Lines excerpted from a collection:
## Begin

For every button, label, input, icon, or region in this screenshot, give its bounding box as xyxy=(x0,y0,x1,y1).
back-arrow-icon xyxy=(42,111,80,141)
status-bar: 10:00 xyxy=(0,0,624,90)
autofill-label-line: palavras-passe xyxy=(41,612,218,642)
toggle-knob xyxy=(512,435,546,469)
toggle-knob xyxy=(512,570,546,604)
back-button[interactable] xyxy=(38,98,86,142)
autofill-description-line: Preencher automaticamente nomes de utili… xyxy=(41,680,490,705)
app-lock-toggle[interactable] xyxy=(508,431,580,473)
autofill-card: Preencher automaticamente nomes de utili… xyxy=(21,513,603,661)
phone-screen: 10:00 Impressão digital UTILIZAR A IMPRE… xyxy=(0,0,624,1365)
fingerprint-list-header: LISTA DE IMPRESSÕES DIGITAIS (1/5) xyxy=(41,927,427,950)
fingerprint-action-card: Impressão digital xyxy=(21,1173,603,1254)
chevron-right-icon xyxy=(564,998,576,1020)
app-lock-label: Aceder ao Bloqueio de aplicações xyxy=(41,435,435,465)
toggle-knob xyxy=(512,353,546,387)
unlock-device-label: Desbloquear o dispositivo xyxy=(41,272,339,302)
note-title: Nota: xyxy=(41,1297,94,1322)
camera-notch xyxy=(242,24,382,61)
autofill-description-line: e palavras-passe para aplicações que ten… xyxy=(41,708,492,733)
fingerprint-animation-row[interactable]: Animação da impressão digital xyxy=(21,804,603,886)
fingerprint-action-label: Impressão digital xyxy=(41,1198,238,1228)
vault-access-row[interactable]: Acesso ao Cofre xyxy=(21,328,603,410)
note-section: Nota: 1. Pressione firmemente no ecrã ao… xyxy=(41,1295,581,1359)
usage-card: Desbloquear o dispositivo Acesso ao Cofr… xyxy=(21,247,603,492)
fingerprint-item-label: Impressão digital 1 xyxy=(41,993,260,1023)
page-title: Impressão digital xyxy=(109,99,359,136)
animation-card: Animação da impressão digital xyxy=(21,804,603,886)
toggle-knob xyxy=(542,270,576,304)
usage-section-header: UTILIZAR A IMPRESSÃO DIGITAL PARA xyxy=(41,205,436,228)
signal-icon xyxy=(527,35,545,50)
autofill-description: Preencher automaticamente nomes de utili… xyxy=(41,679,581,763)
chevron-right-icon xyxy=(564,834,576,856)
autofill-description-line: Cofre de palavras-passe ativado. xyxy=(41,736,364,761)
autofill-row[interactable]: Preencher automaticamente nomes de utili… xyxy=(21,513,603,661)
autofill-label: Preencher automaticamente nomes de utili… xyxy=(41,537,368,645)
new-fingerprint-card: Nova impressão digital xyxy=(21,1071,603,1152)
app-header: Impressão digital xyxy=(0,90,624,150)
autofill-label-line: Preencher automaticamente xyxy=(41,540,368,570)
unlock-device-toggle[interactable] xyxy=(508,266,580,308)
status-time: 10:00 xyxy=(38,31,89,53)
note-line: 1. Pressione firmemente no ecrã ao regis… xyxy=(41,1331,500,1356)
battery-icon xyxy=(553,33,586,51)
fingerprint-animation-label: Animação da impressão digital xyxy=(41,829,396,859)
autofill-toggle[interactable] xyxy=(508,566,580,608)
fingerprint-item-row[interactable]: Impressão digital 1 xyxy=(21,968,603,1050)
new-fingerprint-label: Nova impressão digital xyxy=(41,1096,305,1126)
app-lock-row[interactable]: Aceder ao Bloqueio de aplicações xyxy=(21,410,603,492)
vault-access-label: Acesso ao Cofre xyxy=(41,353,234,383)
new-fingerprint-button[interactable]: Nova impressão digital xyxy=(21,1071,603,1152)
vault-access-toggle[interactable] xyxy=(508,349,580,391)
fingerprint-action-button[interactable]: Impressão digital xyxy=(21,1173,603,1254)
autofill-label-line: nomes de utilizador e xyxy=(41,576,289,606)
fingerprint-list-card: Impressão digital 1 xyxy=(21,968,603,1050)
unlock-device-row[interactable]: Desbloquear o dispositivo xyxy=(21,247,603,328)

## End

*Given exercise*: Could you reproduce the lines from the start through the line containing "chevron-right-icon xyxy=(564,834,576,856)", swapping "toggle-knob" for "switch-knob" and leaving everything else untouched?

*Result below*:
For every button, label, input, icon, or region in this screenshot, give its bounding box as xyxy=(x0,y0,x1,y1).
back-arrow-icon xyxy=(42,111,80,141)
status-bar: 10:00 xyxy=(0,0,624,90)
autofill-label-line: palavras-passe xyxy=(41,612,218,642)
switch-knob xyxy=(512,435,546,469)
switch-knob xyxy=(512,570,546,604)
back-button[interactable] xyxy=(38,98,86,142)
autofill-description-line: Preencher automaticamente nomes de utili… xyxy=(41,680,490,705)
app-lock-toggle[interactable] xyxy=(508,431,580,473)
autofill-card: Preencher automaticamente nomes de utili… xyxy=(21,513,603,661)
phone-screen: 10:00 Impressão digital UTILIZAR A IMPRE… xyxy=(0,0,624,1365)
fingerprint-list-header: LISTA DE IMPRESSÕES DIGITAIS (1/5) xyxy=(41,927,427,950)
fingerprint-action-card: Impressão digital xyxy=(21,1173,603,1254)
chevron-right-icon xyxy=(564,998,576,1020)
app-lock-label: Aceder ao Bloqueio de aplicações xyxy=(41,435,435,465)
switch-knob xyxy=(512,353,546,387)
unlock-device-label: Desbloquear o dispositivo xyxy=(41,272,339,302)
note-title: Nota: xyxy=(41,1297,94,1322)
camera-notch xyxy=(242,24,382,61)
autofill-description-line: e palavras-passe para aplicações que ten… xyxy=(41,708,492,733)
fingerprint-animation-row[interactable]: Animação da impressão digital xyxy=(21,804,603,886)
fingerprint-action-label: Impressão digital xyxy=(41,1198,238,1228)
vault-access-row[interactable]: Acesso ao Cofre xyxy=(21,328,603,410)
note-section: Nota: 1. Pressione firmemente no ecrã ao… xyxy=(41,1295,581,1359)
usage-card: Desbloquear o dispositivo Acesso ao Cofr… xyxy=(21,247,603,492)
fingerprint-item-label: Impressão digital 1 xyxy=(41,993,260,1023)
page-title: Impressão digital xyxy=(109,99,359,136)
animation-card: Animação da impressão digital xyxy=(21,804,603,886)
switch-knob xyxy=(542,270,576,304)
usage-section-header: UTILIZAR A IMPRESSÃO DIGITAL PARA xyxy=(41,205,436,228)
signal-icon xyxy=(527,35,545,50)
autofill-description: Preencher automaticamente nomes de utili… xyxy=(41,679,581,763)
chevron-right-icon xyxy=(564,834,576,856)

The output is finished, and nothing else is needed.